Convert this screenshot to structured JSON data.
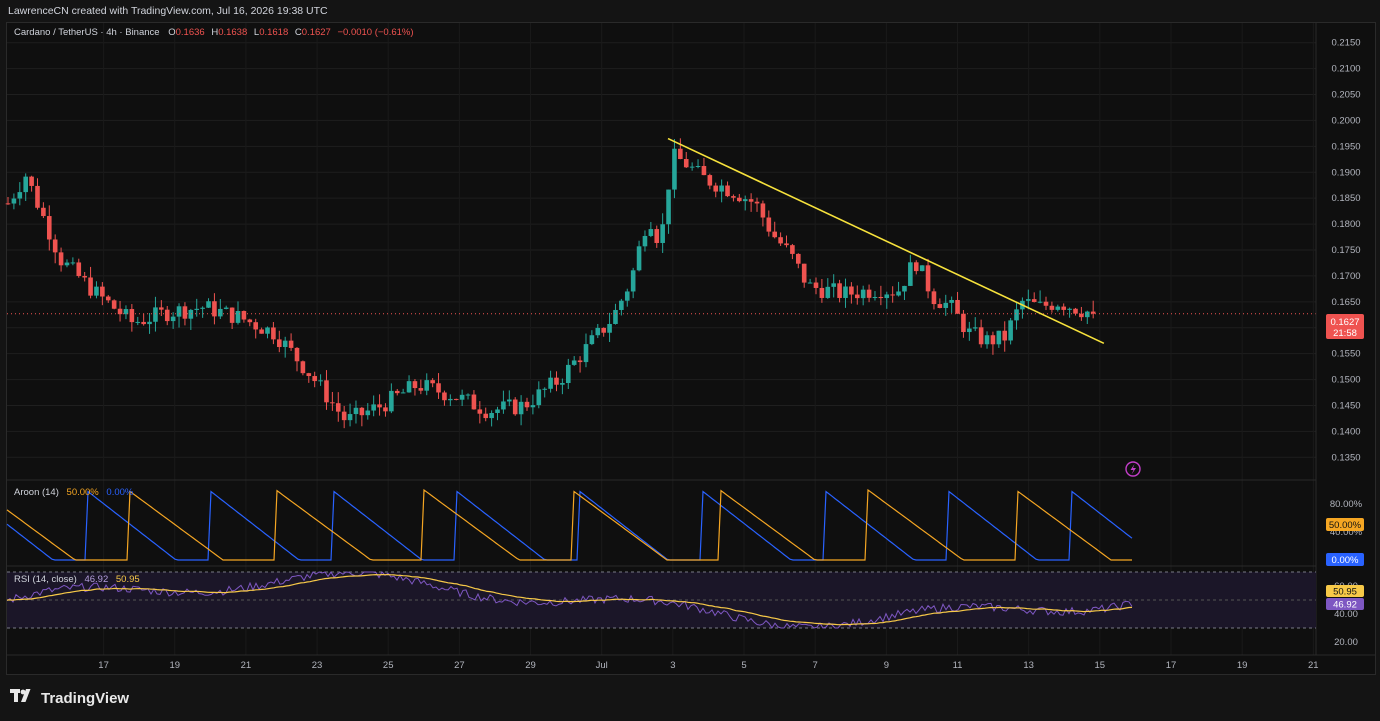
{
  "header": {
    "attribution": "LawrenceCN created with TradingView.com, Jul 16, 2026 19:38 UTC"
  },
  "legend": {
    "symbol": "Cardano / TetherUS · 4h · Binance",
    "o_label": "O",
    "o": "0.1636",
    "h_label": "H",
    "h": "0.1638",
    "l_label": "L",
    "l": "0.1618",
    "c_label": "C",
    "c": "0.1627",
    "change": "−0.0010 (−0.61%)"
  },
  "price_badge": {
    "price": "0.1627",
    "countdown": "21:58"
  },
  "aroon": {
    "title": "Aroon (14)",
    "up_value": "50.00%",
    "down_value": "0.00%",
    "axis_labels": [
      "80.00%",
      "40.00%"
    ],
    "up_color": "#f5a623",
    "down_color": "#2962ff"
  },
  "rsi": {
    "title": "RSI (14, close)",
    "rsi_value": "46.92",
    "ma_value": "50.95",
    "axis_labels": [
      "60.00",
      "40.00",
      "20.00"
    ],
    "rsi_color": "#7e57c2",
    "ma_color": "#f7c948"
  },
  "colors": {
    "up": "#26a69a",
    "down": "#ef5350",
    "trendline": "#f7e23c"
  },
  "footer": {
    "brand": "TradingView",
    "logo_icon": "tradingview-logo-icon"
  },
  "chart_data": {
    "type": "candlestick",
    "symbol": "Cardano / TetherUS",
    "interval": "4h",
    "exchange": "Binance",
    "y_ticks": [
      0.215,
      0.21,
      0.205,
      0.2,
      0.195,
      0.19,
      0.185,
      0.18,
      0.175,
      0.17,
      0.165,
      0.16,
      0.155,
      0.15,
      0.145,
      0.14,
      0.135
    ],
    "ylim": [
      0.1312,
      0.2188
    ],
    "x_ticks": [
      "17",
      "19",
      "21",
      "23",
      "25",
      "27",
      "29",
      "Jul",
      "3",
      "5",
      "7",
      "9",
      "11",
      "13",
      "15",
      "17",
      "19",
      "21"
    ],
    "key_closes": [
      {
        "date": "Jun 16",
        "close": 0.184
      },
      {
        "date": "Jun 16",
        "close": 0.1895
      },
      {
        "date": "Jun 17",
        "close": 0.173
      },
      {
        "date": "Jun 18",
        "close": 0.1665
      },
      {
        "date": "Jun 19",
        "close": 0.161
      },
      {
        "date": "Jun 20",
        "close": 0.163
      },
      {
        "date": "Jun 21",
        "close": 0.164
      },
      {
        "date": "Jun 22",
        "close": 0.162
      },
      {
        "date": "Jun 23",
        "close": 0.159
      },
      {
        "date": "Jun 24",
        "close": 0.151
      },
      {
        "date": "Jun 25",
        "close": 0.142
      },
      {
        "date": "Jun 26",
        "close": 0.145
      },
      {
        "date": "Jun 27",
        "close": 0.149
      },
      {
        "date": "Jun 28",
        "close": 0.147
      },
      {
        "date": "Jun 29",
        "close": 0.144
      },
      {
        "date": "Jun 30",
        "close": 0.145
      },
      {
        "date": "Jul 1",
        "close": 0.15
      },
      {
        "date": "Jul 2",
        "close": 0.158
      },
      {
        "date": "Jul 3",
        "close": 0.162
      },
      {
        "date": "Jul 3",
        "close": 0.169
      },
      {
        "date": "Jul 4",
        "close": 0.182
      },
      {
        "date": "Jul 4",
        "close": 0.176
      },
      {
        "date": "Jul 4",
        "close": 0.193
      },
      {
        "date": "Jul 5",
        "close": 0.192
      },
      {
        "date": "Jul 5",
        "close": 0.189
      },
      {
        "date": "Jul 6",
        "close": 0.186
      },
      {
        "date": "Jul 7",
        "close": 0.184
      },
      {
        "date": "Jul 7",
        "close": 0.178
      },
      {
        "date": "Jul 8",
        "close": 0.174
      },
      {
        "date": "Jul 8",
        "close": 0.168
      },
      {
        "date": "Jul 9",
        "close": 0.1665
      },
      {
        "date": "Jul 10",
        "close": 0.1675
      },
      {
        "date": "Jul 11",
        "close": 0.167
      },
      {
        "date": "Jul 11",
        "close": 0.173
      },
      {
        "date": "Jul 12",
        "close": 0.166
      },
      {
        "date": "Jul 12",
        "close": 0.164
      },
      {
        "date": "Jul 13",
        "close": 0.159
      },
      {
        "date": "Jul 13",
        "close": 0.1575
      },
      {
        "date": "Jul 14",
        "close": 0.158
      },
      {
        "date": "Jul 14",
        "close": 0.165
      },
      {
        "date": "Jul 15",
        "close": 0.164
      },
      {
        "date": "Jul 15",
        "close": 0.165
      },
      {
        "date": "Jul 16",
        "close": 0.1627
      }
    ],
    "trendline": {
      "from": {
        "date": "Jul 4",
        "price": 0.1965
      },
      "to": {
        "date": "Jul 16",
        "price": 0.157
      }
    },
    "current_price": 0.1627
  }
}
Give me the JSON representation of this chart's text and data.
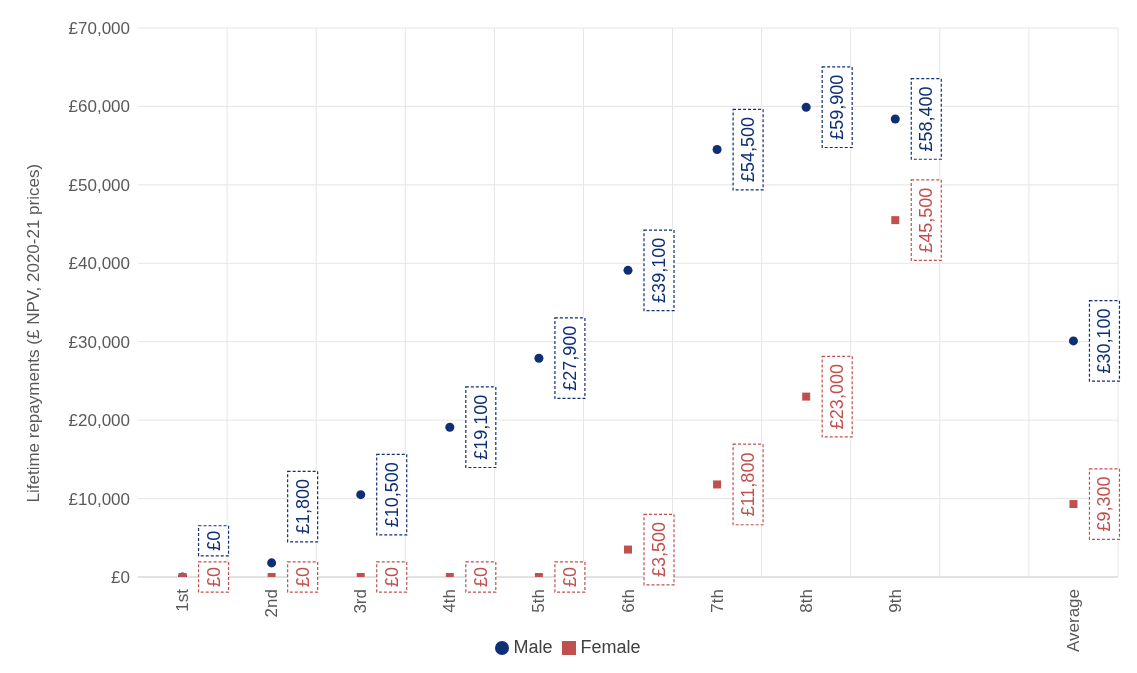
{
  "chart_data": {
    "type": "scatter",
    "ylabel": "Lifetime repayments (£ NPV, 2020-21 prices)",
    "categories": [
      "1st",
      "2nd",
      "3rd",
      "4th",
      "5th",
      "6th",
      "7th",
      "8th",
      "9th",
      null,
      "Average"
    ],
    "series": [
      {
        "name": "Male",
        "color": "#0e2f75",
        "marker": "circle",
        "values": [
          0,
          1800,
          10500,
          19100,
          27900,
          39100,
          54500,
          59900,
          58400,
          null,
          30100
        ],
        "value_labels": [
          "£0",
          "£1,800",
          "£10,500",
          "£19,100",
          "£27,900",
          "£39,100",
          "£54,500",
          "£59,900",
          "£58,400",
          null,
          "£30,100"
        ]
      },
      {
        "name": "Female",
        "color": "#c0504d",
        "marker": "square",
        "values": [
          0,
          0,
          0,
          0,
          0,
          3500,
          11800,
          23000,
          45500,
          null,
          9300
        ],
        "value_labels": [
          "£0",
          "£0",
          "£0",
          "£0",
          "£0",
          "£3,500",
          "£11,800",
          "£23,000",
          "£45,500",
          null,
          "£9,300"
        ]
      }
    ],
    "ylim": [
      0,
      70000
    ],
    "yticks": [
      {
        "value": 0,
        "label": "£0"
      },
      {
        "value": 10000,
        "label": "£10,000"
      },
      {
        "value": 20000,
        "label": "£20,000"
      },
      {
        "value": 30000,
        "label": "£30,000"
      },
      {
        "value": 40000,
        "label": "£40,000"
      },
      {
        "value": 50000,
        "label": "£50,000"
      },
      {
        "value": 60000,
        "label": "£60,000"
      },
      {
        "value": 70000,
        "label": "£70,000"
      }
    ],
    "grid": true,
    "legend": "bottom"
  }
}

--------------------

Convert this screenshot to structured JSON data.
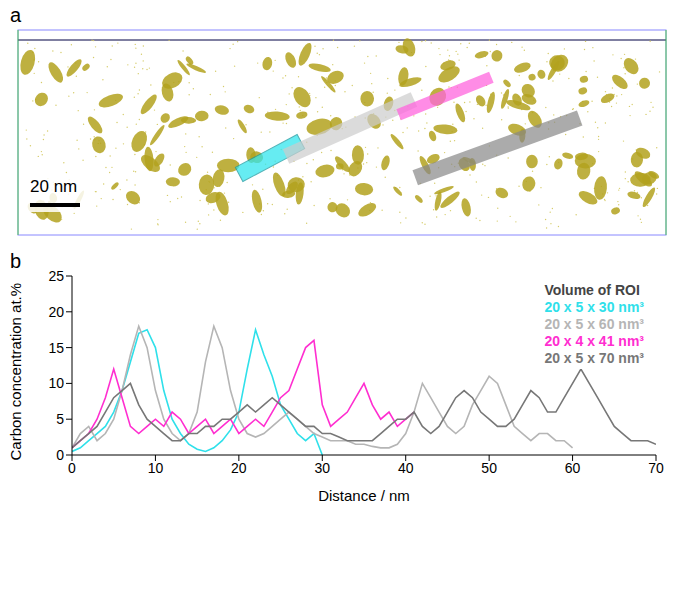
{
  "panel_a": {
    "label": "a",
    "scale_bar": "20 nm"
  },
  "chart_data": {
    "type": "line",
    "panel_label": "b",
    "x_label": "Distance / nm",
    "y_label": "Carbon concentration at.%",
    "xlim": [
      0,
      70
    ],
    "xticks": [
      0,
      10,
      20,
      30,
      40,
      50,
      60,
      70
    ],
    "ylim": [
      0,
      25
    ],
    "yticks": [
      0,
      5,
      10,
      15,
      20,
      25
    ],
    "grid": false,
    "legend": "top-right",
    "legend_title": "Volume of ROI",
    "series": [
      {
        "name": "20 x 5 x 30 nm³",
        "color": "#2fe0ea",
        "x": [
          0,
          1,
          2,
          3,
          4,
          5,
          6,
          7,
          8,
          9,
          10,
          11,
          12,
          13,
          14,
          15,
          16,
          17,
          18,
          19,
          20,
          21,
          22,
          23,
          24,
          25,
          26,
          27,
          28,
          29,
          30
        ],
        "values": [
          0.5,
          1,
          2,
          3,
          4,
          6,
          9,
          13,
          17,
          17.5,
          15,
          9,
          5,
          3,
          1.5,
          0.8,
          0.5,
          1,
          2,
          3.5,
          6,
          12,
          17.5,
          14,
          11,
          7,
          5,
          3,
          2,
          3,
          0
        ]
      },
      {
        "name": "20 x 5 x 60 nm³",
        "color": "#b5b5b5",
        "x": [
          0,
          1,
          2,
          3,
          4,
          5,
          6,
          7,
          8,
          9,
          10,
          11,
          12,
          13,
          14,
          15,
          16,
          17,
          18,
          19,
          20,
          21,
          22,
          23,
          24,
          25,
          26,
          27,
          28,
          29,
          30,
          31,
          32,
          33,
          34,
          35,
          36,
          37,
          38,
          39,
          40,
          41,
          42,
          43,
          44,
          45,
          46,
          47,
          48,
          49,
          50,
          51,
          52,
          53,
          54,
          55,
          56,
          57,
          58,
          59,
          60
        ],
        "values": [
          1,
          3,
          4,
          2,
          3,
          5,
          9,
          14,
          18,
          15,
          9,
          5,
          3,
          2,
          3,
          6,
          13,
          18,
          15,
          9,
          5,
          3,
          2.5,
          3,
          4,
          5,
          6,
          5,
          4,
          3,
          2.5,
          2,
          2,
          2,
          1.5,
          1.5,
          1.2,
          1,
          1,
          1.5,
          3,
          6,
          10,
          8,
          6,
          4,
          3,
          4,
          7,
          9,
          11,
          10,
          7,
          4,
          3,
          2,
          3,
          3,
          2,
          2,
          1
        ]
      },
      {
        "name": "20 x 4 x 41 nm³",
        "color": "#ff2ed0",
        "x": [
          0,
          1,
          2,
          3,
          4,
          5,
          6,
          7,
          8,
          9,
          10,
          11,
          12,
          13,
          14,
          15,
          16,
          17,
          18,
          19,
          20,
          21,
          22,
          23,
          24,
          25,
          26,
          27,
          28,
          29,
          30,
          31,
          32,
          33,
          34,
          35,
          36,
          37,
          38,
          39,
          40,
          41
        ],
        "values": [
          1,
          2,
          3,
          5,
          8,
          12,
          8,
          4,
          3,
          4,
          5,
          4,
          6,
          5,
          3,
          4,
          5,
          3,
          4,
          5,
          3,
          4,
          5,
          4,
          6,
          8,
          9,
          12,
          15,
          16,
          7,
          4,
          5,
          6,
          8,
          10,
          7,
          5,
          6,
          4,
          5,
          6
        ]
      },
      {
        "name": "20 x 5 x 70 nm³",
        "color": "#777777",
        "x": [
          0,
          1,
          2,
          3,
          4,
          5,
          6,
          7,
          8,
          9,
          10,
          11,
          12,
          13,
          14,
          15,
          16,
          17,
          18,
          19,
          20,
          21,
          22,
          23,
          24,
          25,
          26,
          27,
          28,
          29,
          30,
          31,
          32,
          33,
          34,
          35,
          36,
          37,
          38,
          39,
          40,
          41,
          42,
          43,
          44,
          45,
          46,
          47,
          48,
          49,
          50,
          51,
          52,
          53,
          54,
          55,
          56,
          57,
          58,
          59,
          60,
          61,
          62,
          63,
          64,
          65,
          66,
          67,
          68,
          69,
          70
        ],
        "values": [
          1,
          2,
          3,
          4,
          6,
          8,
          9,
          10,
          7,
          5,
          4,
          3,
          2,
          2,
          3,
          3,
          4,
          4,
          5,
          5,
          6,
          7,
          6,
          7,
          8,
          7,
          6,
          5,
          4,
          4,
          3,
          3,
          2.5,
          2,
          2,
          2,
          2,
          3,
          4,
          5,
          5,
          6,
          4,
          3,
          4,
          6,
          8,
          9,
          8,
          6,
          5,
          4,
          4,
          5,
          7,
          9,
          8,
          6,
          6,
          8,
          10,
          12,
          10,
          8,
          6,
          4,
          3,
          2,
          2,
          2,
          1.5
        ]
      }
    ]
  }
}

--------------------

## STATED PROBLEM:
Pull out all lines of the data with the string "symbol".

## RESULT FOR THIS EXERCISE:
    "symbol": "Cardano / TetherUS · 4h · Binance",
    "symbol": "Cardano / TetherUS",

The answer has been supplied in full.